■ The task:
Scan the listing below and copy every line holding "Central".

■ Records supplied:
--- begin ---
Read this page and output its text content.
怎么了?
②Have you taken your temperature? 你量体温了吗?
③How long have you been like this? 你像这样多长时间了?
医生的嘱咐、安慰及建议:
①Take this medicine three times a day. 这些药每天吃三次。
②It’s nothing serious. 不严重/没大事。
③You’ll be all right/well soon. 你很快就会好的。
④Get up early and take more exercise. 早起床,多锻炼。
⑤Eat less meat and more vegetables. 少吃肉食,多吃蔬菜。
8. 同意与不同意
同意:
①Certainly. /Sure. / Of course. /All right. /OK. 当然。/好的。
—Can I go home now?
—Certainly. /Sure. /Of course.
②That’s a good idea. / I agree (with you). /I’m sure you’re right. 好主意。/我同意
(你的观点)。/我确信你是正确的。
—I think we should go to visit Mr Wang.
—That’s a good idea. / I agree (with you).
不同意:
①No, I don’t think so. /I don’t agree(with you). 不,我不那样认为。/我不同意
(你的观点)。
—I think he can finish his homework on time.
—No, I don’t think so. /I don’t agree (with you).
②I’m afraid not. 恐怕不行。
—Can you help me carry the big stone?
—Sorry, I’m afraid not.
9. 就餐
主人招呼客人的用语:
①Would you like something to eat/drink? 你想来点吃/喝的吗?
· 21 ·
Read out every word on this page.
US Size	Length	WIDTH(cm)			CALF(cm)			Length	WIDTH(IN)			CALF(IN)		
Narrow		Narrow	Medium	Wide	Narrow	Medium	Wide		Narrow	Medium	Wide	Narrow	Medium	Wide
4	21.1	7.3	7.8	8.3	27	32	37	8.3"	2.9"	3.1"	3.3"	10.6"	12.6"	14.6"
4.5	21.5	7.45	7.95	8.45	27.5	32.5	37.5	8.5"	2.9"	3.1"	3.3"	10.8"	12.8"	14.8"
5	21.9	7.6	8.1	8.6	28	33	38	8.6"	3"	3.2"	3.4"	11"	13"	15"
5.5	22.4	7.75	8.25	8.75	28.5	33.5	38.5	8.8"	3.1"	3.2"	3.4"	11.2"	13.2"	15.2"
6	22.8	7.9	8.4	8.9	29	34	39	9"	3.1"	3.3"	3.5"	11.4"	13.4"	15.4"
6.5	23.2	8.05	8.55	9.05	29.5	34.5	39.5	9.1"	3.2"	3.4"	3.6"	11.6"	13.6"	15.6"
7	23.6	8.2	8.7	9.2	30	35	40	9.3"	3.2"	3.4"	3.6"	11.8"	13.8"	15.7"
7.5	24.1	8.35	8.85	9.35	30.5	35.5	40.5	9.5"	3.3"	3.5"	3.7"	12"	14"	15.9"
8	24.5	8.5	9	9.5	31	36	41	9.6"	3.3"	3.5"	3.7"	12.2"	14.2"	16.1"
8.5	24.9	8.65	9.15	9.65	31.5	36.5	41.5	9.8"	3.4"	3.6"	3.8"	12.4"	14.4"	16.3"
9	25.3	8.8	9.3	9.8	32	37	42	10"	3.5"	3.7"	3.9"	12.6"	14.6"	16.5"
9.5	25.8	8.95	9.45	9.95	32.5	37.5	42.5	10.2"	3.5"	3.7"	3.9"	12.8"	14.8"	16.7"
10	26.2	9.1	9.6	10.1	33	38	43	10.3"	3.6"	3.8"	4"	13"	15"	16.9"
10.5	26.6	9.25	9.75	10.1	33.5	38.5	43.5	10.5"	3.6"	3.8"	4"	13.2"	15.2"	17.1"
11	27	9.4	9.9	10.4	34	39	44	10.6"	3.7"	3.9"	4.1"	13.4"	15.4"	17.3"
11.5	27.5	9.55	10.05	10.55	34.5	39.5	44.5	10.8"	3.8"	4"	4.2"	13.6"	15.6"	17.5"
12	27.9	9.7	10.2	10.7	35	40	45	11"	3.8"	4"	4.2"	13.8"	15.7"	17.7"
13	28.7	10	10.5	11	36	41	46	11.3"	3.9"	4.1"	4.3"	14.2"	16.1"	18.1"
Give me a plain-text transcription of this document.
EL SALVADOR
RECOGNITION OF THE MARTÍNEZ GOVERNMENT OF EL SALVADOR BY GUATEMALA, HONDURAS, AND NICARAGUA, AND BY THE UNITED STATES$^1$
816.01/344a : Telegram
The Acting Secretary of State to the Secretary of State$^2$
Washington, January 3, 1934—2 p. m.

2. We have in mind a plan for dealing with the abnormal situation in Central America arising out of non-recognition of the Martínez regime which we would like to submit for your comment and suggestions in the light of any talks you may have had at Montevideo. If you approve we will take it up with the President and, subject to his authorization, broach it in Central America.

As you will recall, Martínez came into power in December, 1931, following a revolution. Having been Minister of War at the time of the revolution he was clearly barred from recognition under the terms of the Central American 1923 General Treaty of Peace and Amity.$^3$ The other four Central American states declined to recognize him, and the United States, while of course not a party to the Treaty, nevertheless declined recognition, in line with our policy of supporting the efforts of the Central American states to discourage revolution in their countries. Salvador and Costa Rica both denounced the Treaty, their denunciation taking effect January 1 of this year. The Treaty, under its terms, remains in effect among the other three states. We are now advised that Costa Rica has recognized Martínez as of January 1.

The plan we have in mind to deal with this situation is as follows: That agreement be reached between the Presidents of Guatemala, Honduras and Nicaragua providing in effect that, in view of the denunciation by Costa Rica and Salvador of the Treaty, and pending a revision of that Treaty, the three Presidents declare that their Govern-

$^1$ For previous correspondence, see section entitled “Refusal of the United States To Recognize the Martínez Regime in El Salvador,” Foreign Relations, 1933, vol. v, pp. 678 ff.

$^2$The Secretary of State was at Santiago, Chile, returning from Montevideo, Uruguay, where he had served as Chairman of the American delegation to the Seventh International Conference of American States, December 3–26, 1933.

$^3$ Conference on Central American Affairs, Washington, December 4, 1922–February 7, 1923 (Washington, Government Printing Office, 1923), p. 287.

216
--- end ---
■ Solution to the exercise:
2. We have in mind a plan for dealing with the abnormal situation in Central America arising out of non-recognition of the Martínez regime which we would like to submit for your comment and suggestions in the light of any talks you may have had at Montevideo. If you approve we will take it up with the President and, subject to his authorization, broach it in Central America.
As you will recall, Martínez came into power in December, 1931, following a revolution. Having been Minister of War at the time of the revolution he was clearly barred from recognition under the terms of the Central American 1923 General Treaty of Peace and Amity.$^3$ The other four Central American states declined to recognize him, and the United States, while of course not a party to the Treaty, nevertheless declined recognition, in line with our policy of supporting the efforts of the Central American states to discourage revolution in their countries. Salvador and Costa Rica both denounced the Treaty, their denunciation taking effect January 1 of this year. The Treaty, under its terms, remains in effect among the other three states. We are now advised that Costa Rica has recognized Martínez as of January 1.
$^3$ Conference on Central American Affairs, Washington, December 4, 1922–February 7, 1923 (Washington, Government Printing Office, 1923), p. 287.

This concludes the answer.